* BEGIN RAW DATA *

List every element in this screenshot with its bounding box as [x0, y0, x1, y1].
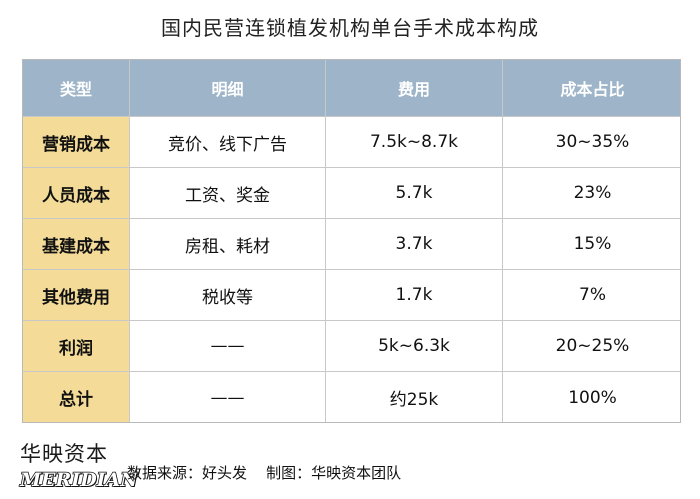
cell-share: 20~25%: [503, 321, 680, 372]
cell-detail: 房租、耗材: [130, 219, 326, 270]
source-credit: 数据来源：好头发 制图：华映资本团队: [127, 464, 402, 482]
brand-logo-english: MERIDIAN: [19, 468, 138, 492]
cell-share: 30~35%: [503, 117, 680, 168]
cell-share: 23%: [503, 168, 680, 219]
cell-type: 基建成本: [23, 219, 130, 270]
cell-cost: 5k~6.3k: [326, 321, 503, 372]
header-detail: 明细: [130, 60, 326, 117]
cell-detail: 竞价、线下广告: [130, 117, 326, 168]
cell-type: 人员成本: [23, 168, 130, 219]
cell-type: 其他费用: [23, 270, 130, 321]
cell-cost: 1.7k: [326, 270, 503, 321]
cell-type: 利润: [23, 321, 130, 372]
cell-cost: 约25k: [326, 372, 503, 422]
cell-detail: 税收等: [130, 270, 326, 321]
cell-cost: 5.7k: [326, 168, 503, 219]
cost-table: 类型 明细 费用 成本占比营销成本 竞价、线下广告 7.5k~8.7k 30~35% 人员成本…: [22, 59, 681, 423]
cell-detail: ——: [130, 372, 326, 422]
cell-share: 7%: [503, 270, 680, 321]
brand-logo-chinese: 华映资本: [20, 442, 108, 466]
cell-detail: 工资、奖金: [130, 168, 326, 219]
cell-share: 15%: [503, 219, 680, 270]
header-share: 成本占比: [503, 60, 680, 117]
cell-cost: 7.5k~8.7k: [326, 117, 503, 168]
page-title: 国内民营连锁植发机构单台手术成本构成: [161, 16, 539, 40]
cell-detail: ——: [130, 321, 326, 372]
cell-type: 总计: [23, 372, 130, 422]
cost-table-grid: 类型 明细 费用 成本占比营销成本 竞价、线下广告 7.5k~8.7k 30~35% 人员成本…: [23, 60, 680, 422]
cell-share: 100%: [503, 372, 680, 422]
cell-type: 营销成本: [23, 117, 130, 168]
header-cost: 费用: [326, 60, 503, 117]
cell-cost: 3.7k: [326, 219, 503, 270]
header-type: 类型: [23, 60, 130, 117]
brand-logo: 华映资本 MERIDIAN: [19, 438, 138, 494]
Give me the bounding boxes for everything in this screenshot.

* END RAW DATA *

- _BRIEF_: How many lines in the data above contain the string "type" with matching case? Reply with the number alone.

- _FINAL RESULT_: 7